*Problem statement:* Please quote only the lines that start at the one with "Convert this document image to plain text." and go on to the last line of the data, both ends kept.

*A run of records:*
______________________________
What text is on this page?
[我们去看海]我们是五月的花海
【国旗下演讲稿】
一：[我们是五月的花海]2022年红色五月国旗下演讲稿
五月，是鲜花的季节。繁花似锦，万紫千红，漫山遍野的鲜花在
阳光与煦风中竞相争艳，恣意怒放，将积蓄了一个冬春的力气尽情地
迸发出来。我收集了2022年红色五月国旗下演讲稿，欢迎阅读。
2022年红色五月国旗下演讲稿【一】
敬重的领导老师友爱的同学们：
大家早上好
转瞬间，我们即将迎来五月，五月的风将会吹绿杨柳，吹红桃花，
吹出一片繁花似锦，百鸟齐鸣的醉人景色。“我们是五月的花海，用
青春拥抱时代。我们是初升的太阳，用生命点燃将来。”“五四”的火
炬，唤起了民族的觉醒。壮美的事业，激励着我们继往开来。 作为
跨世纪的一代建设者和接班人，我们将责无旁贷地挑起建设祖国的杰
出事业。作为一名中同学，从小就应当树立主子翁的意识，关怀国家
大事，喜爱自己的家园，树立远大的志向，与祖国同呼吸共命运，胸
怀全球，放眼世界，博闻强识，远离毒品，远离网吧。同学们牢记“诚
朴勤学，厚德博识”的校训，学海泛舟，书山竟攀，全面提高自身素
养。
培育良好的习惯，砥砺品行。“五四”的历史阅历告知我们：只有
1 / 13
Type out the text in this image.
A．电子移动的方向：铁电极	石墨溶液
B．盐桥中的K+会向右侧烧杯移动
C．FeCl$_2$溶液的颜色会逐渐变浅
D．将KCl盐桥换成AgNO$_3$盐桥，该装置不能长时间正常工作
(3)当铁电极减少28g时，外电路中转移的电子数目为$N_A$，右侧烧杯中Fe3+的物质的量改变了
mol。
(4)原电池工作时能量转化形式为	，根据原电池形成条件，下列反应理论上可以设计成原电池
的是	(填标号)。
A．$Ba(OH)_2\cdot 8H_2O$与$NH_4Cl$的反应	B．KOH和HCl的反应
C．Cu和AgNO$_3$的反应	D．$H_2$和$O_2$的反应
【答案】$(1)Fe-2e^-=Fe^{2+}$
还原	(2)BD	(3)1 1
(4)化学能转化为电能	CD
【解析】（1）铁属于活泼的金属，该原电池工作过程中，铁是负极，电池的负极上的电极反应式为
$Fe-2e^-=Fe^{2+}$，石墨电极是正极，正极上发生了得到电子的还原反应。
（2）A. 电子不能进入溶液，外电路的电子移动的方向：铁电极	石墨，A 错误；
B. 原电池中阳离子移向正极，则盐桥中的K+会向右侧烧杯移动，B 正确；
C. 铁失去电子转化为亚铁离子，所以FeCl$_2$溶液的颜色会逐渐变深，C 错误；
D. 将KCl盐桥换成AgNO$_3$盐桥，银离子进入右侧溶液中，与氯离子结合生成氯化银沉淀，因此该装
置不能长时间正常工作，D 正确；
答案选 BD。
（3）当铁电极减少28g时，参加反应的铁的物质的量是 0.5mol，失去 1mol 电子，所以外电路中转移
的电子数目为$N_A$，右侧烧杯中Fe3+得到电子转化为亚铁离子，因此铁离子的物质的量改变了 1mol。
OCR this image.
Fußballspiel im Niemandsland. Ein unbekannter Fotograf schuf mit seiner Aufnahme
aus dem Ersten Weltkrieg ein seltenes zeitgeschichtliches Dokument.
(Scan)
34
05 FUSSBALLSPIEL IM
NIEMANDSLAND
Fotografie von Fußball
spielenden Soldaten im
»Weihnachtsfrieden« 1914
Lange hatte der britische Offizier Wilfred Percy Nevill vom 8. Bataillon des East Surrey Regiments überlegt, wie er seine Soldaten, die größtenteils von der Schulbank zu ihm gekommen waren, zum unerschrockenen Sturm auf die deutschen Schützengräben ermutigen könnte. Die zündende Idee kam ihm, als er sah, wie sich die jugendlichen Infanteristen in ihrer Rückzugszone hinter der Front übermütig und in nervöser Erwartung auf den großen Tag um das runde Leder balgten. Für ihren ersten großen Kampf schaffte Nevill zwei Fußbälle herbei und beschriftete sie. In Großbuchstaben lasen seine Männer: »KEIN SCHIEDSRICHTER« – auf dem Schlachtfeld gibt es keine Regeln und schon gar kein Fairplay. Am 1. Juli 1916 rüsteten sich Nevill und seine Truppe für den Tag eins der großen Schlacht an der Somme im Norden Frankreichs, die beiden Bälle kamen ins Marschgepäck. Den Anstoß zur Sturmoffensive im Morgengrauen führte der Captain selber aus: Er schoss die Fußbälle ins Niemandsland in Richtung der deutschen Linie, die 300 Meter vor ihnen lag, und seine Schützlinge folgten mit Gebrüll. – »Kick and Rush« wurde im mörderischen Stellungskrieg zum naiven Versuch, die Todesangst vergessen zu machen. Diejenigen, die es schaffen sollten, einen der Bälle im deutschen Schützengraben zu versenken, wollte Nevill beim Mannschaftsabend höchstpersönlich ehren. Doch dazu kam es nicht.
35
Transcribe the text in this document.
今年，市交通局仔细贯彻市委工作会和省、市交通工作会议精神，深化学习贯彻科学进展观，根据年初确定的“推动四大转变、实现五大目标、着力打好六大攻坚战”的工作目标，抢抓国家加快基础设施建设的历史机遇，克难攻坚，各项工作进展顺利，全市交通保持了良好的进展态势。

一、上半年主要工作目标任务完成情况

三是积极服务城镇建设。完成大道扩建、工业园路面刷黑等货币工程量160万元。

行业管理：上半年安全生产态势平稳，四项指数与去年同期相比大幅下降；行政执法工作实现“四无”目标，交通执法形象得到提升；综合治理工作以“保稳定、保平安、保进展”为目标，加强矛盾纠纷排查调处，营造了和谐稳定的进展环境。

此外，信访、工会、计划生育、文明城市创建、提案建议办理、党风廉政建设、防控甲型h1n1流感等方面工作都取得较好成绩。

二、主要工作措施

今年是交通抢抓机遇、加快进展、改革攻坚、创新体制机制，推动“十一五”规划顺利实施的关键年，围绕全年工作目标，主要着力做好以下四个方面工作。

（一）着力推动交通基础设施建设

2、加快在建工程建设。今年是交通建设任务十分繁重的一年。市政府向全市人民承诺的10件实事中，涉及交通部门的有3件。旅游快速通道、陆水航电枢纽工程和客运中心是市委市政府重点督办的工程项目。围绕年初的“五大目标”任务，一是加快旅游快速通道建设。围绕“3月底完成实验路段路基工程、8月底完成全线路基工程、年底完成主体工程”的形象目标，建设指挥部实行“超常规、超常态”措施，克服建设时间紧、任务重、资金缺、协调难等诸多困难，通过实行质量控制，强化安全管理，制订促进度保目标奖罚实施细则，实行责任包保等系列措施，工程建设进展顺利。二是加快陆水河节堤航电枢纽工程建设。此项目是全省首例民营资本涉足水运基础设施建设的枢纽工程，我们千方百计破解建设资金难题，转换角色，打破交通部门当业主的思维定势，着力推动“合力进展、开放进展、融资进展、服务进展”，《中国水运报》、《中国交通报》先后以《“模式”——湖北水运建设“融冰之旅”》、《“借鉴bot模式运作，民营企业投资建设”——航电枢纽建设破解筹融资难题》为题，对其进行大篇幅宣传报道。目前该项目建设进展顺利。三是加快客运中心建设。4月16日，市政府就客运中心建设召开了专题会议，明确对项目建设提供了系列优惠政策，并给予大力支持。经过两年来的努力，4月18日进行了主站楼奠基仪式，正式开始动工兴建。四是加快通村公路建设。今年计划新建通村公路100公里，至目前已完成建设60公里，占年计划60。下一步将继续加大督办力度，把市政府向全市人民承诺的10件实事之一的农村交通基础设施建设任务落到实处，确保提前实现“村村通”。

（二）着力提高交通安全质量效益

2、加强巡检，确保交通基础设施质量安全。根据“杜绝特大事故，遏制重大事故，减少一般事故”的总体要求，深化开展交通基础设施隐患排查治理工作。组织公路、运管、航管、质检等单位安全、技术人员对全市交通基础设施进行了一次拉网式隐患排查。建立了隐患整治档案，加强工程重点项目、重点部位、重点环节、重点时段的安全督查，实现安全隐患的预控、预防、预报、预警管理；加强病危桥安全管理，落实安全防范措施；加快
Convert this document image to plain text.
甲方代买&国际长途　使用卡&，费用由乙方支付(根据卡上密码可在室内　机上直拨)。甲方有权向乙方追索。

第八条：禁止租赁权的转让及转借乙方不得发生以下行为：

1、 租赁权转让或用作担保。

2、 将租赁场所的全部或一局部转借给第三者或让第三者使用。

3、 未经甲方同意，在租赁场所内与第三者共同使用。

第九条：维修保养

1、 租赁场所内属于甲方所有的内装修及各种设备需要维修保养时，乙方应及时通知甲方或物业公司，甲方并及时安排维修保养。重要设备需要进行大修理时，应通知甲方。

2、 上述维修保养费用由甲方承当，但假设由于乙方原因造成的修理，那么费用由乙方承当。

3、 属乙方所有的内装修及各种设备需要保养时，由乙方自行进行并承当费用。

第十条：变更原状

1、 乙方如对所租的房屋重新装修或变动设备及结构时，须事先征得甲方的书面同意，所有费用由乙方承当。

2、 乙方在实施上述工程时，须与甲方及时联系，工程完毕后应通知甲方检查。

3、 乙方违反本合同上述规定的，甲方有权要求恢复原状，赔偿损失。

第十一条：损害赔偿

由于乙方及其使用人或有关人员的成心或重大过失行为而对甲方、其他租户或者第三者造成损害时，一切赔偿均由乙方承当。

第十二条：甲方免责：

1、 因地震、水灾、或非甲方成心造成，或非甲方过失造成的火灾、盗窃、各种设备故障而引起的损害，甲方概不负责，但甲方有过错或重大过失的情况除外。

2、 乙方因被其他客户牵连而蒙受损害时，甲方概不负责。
______________________________
*Written answer:*
Convert this document image to plain text.
甲方代买&国际长途　使用卡&，费用由乙方支付(根据卡上密码可在室内　机上直拨)。甲方有权向乙方追索。

第八条：禁止租赁权的转让及转借乙方不得发生以下行为：

1、 租赁权转让或用作担保。

2、 将租赁场所的全部或一局部转借给第三者或让第三者使用。

3、 未经甲方同意，在租赁场所内与第三者共同使用。

第九条：维修保养

1、 租赁场所内属于甲方所有的内装修及各种设备需要维修保养时，乙方应及时通知甲方或物业公司，甲方并及时安排维修保养。重要设备需要进行大修理时，应通知甲方。

2、 上述维修保养费用由甲方承当，但假设由于乙方原因造成的修理，那么费用由乙方承当。

3、 属乙方所有的内装修及各种设备需要保养时，由乙方自行进行并承当费用。

第十条：变更原状

1、 乙方如对所租的房屋重新装修或变动设备及结构时，须事先征得甲方的书面同意，所有费用由乙方承当。

2、 乙方在实施上述工程时，须与甲方及时联系，工程完毕后应通知甲方检查。

3、 乙方违反本合同上述规定的，甲方有权要求恢复原状，赔偿损失。

第十一条：损害赔偿

由于乙方及其使用人或有关人员的成心或重大过失行为而对甲方、其他租户或者第三者造成损害时，一切赔偿均由乙方承当。

第十二条：甲方免责：

1、 因地震、水灾、或非甲方成心造成，或非甲方过失造成的火灾、盗窃、各种设备故障而引起的损害，甲方概不负责，但甲方有过错或重大过失的情况除外。

2、 乙方因被其他客户牵连而蒙受损害时，甲方概不负责。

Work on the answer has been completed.